**What the exercise asks:**
Exactly as written, quote every line that follows, skipping the images.
- - - - -
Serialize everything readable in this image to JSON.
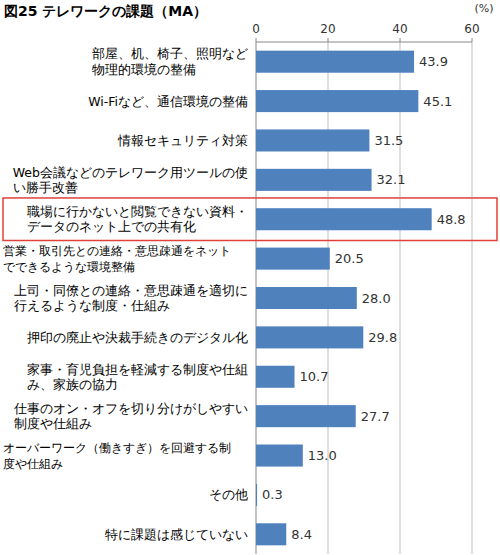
{
  "chart_data": {
    "type": "bar",
    "orientation": "horizontal",
    "title": "図25 テレワークの課題（MA）",
    "xlabel": "(%)",
    "categories": [
      "部屋、机、椅子、照明など\n物理的環境の整備",
      "Wi-Fiなど、通信環境の整備",
      "情報セキュリティ対策",
      "Web会議などのテレワーク用ツールの使\nい勝手改善",
      "職場に行かないと閲覧できない資料・\nデータのネット上での共有化",
      "営業・取引先との連絡・意思疎通をネット\nでできるような環境整備",
      "上司・同僚との連絡・意思疎通を適切に\n行えるような制度・仕組み",
      "押印の廃止や決裁手続きのデジタル化",
      "家事・育児負担を軽減する制度や仕組\nみ、家族の協力",
      "仕事のオン・オフを切り分けがしやすい\n制度や仕組み",
      "オーバーワーク（働きすぎ）を回避する制\n度や仕組み",
      "その他",
      "特に課題は感じていない"
    ],
    "values": [
      43.9,
      45.1,
      31.5,
      32.1,
      48.8,
      20.5,
      28.0,
      29.8,
      10.7,
      27.7,
      13.0,
      0.3,
      8.4
    ],
    "value_labels": [
      "43.9",
      "45.1",
      "31.5",
      "32.1",
      "48.8",
      "20.5",
      "28.0",
      "29.8",
      "10.7",
      "27.7",
      "13.0",
      "0.3",
      "8.4"
    ],
    "color": "#4f81bd",
    "xlim": [
      0,
      60
    ],
    "xticks": [
      0,
      20,
      40,
      60
    ],
    "grid": true,
    "data_labels": true
  }
}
- - - - -
**Task solution:**
Serialize everything readable in this image to JSON.
{
  "chart_data": {
    "type": "bar",
    "orientation": "horizontal",
    "title": "図25 テレワークの課題（MA）",
    "xlabel": "(%)",
    "categories": [
      "部屋、机、椅子、照明など\n物理的環境の整備",
      "Wi-Fiなど、通信環境の整備",
      "情報セキュリティ対策",
      "Web会議などのテレワーク用ツールの使\nい勝手改善",
      "職場に行かないと閲覧できない資料・\nデータのネット上での共有化",
      "営業・取引先との連絡・意思疎通をネット\nでできるような環境整備",
      "上司・同僚との連絡・意思疎通を適切に\n行えるような制度・仕組み",
      "押印の廃止や決裁手続きのデジタル化",
      "家事・育児負担を軽減する制度や仕組\nみ、家族の協力",
      "仕事のオン・オフを切り分けがしやすい\n制度や仕組み",
      "オーバーワーク（働きすぎ）を回避する制\n度や仕組み",
      "その他",
      "特に課題は感じていない"
    ],
    "values": [
      43.9,
      45.1,
      31.5,
      32.1,
      48.8,
      20.5,
      28.0,
      29.8,
      10.7,
      27.7,
      13.0,
      0.3,
      8.4
    ],
    "value_labels": [
      "43.9",
      "45.1",
      "31.5",
      "32.1",
      "48.8",
      "20.5",
      "28.0",
      "29.8",
      "10.7",
      "27.7",
      "13.0",
      "0.3",
      "8.4"
    ],
    "color": "#4f81bd",
    "xlim": [
      0,
      60
    ],
    "xticks": [
      0,
      20,
      40,
      60
    ],
    "grid": true,
    "data_labels": true
  }
}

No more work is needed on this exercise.